▶ _Challenge_: Images are excluded; otherwise, output every record exactly.

▶ _Material supplied_:
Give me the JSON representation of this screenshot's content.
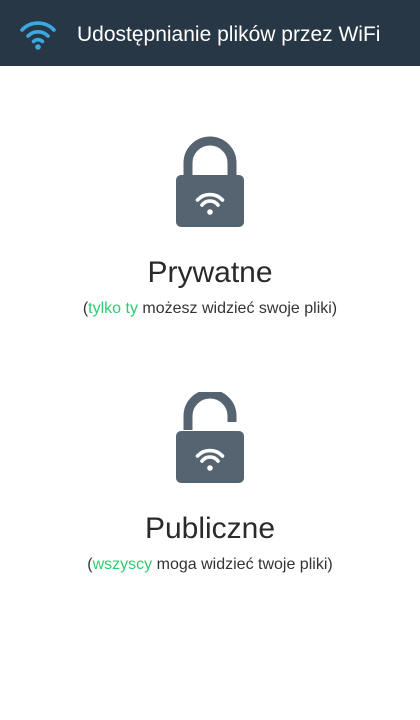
{
  "app": {
    "title": "Udostępnianie plików przez WiFi",
    "icon": "wifi-icon"
  },
  "colors": {
    "appbar": "#283745",
    "icon_blue": "#3aa9e0",
    "lock": "#566472",
    "accent": "#2ecc71"
  },
  "options": {
    "private": {
      "icon": "lock-closed-icon",
      "title": "Prywatne",
      "desc_open": "(",
      "desc_highlight": "tylko ty",
      "desc_rest": " możesz widzieć swoje pliki)"
    },
    "public": {
      "icon": "lock-open-icon",
      "title": "Publiczne",
      "desc_open": "(",
      "desc_highlight": "wszyscy",
      "desc_rest": " moga widzieć twoje pliki)"
    }
  }
}
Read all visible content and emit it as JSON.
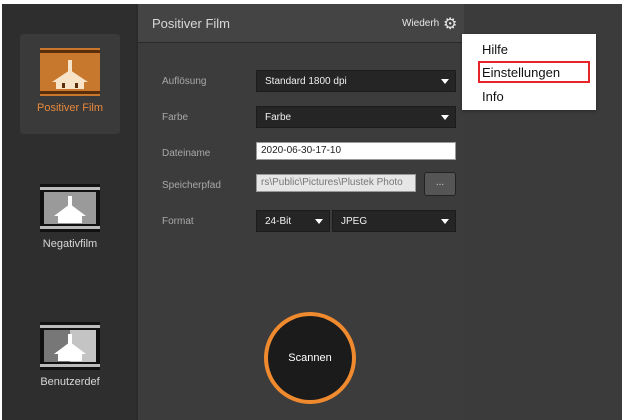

▶ _Output of the task_:
Give me the JSON representation of this screenshot's content.
{
  "app": {
    "title": "Udostępnianie plików przez WiFi",
    "icon": "wifi-icon"
  },
  "colors": {
    "appbar": "#283745",
    "icon_blue": "#3aa9e0",
    "lock": "#566472",
    "accent": "#2ecc71"
  },
  "options": {
    "private": {
      "icon": "lock-closed-icon",
      "title": "Prywatne",
      "desc_open": "(",
      "desc_highlight": "tylko ty",
      "desc_rest": " możesz widzieć swoje pliki)"
    },
    "public": {
      "icon": "lock-open-icon",
      "title": "Publiczne",
      "desc_open": "(",
      "desc_highlight": "wszyscy",
      "desc_rest": " moga widzieć twoje pliki)"
    }
  }
}
Read all visible content and emit it as JSON.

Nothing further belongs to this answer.